Erdoğan Yılmaz Güney'i örnek gösterdi

Başbakan Erdoğan, demokratik açılımda bugün tiyatro ve sinema dünyasının ünlüleriyle bir araya geldi. Cem Yılmaz ayaküstü yaptığı espriyle Başbakan'ı güldürdü, yönetmen Sırrı Süreyya Önder'in toplantının neşesi oldu.

Başbakan Recep Tayyip Erdoğan, sanatçılarla yaptığı demokratik açılım toplantılarına bugün oyuncu ve yönetmenlerle devam etti.


Başbakan'ın İstanbul Dolmabahçe'deki çalışma ofisindeki kahvaltılı toplantıya tiyatro ve sinema dünyasından 77 ünlü isim davet edildi.

Kahvaltıya Yılmaz Erdoğan, Hülya Avşar, Oktay Kaynarca, Kenan Işık, Osman Sınav, Semih Kaplanoğlu, İzzet Günay, Kenan İmirzalıoğlu, Necati Şaşmaz, Cem Yılmaz, Sırrı Süreyya Önder, Şerif Gören, Şafak Sezer, Ata Demirer, Mustafa Altıoklar, Atilla Dorsay, Yeşim Ustaoğlu, Mehmet Aslantuğ, Kerem Alışık, Özcan Deniz, Ediz Hun, Mesut Uçakan, Lale Mansur, Tamer Yiğit, Hasan Kaçan, Şener Şen, Ata Türkoğlu, Tomris Giritlioğlu, Türker İnanoğlu, Metin Akpınar, Yılmaz Atadeniz, Derviş Zaim, Serdar Gökhan, Orhan Oğuz, Ümit Utku, Ali Sürmeli, Selçuk Çobanoğlu, Göksel Arsoy, Demet Akbağ, Ekrem Çatay, Semih Sergen, Cem Özer, Bülent İnal, Gülse Birsel, Erol Avcı, Can Gürzap, Güner Özkul, Meltem Cumbul, Engin Çağlar, Yılmaz Köksal, Bulut Aras, Serdar Erener, Ayşenil Çamlıoğlu, Ali Gündoğdu, Erden Kıral, Mahir İpek, İclal Aydın, Sibel Turnagöl, Şahan Gökbakar, Mehmet Ali Erbil, Mine Vargı ve Özhan Eren katıldı.

Sanatçılara, kahvaltı sırasında, kahvaltı tabağı, bal kabaklı börek, kuruvasan, poğaça, simit, kahve, çay, portakal suyu ve meyve tabağı ikram edildi.

KİMLER KATILMADI?
Toplantıya Türkan Şoray, Fatma Girik, Hülya Koçyiğit, Filiz Akın, Zeki Alasya, Müjdat Gezen, Müjde Ar ve Zuhal Olcay katılmadı.

CEM YILMAZ'DAN AYAKÜSTÜ ESPRİ
Erdoğan, sanatçılarla tek tek tokalaşarak, ''hoş geldin'' dedi.

= Alıştırma Seti =
a) Haber metnindeki "Başbakan'ın İstanbul Dolmabahçe'deki çalışma ofisindeki kahvaltılı toplantıya tiyatro ve sinema dünyasından 77 ünlü isim davet edildi." cümlesi İngilizceye nasıl çevrilir?
b) Haber metninin "Sanatçılara, kahvaltı sırasında, kahvaltı" sözleriyle başlayıp "Zuhal Olcay katılmadı." sözleriyle biten kısmını harfi harfine yazıya geçirin.
Satırların haber metniyle hiçbir ilgisi yoktur.

= Satırlar =

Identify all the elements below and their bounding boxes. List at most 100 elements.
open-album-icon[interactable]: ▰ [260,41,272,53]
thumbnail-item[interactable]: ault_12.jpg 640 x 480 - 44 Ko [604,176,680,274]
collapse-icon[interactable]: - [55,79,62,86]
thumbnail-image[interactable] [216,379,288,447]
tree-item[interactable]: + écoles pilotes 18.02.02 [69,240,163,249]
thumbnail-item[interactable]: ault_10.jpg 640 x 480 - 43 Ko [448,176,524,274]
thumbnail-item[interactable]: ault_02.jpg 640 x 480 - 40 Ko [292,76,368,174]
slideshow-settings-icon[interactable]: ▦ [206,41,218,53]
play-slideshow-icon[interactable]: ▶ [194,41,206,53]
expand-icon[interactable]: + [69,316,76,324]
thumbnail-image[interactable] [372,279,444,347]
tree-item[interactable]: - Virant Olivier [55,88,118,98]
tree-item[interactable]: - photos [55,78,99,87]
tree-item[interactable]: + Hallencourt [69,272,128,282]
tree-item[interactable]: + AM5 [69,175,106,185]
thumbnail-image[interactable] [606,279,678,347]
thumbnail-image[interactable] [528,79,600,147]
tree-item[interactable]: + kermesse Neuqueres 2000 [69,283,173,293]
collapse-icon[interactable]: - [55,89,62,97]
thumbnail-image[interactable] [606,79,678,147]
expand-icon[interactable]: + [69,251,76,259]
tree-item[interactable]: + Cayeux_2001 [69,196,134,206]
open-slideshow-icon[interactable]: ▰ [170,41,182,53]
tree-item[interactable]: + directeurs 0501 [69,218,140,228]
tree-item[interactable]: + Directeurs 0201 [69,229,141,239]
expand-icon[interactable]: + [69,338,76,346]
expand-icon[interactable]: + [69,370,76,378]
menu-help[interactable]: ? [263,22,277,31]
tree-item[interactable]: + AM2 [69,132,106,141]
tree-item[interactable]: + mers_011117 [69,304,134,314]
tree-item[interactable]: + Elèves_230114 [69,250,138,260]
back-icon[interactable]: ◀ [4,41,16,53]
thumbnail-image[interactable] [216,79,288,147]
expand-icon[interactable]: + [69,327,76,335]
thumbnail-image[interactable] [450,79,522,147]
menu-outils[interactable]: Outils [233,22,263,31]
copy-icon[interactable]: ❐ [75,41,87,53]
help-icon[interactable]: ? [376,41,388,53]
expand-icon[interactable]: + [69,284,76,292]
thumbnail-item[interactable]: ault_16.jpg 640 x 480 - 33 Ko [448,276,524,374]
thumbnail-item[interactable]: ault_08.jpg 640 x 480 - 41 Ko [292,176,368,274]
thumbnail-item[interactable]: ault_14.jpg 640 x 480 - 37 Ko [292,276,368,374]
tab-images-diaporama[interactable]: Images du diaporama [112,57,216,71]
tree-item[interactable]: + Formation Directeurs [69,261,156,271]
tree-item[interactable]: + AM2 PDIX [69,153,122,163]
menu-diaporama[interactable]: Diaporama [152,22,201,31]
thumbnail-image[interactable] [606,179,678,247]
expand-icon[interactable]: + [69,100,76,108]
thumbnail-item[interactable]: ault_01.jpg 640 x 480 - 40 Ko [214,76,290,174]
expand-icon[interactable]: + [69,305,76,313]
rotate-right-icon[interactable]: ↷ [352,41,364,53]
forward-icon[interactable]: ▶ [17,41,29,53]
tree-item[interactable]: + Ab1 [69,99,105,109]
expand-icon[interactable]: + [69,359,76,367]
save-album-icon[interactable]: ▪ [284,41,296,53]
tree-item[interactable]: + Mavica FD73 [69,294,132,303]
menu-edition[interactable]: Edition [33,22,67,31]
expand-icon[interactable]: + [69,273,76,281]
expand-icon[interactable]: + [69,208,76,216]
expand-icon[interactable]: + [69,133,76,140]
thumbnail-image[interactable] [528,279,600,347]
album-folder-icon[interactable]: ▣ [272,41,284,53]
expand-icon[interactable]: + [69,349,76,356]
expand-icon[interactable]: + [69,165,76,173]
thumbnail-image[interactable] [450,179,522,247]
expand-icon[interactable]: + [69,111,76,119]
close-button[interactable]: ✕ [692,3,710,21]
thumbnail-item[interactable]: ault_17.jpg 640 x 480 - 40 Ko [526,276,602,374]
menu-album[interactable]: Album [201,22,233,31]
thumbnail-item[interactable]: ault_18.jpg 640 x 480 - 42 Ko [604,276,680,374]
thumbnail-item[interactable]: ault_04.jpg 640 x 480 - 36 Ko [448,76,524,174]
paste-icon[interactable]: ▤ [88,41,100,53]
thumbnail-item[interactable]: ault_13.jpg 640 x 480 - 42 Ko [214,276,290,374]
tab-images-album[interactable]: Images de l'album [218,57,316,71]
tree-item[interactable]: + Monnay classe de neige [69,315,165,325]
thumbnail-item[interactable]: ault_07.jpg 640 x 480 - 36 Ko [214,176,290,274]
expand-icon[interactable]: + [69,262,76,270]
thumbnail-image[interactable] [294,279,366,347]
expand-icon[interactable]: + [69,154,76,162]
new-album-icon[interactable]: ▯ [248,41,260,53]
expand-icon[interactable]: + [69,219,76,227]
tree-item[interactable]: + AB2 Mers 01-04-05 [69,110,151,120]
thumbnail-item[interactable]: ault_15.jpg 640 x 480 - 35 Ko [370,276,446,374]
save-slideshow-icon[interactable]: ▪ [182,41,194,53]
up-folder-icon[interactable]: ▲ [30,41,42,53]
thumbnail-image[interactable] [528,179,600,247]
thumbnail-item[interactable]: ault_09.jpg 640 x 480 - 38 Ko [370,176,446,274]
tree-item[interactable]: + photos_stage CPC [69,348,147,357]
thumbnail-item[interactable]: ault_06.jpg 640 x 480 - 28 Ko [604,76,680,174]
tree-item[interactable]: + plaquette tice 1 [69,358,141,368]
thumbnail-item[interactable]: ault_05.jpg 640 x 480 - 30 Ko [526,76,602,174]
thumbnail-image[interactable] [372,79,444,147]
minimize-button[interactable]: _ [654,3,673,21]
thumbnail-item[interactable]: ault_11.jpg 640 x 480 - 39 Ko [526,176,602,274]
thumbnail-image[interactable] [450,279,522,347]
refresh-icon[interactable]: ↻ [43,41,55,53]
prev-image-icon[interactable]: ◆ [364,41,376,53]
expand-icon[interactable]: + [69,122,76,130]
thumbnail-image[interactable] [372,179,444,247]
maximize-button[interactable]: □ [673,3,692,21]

= Sırayla Cevaplar =
a) Seventy-seven famous names from the world of theater and cinema were invited to the breakfast meeting at the Prime Minister's working office in Dolmabahçe, Istanbul.

b)
Sanatçılara, kahvaltı sırasında, kahvaltı tabağı, bal kabaklı börek, kuruvasan, poğaça, simit, kahve, çay, portakal suyu ve meyve tabağı ikram edildi.

KİMLER KATILMADI?
Toplantıya Türkan Şoray, Fatma Girik, Hülya Koçyiğit, Filiz Akın, Zeki Alasya, Müjdat Gezen, Müjde Ar ve Zuhal Olcay katılmadı.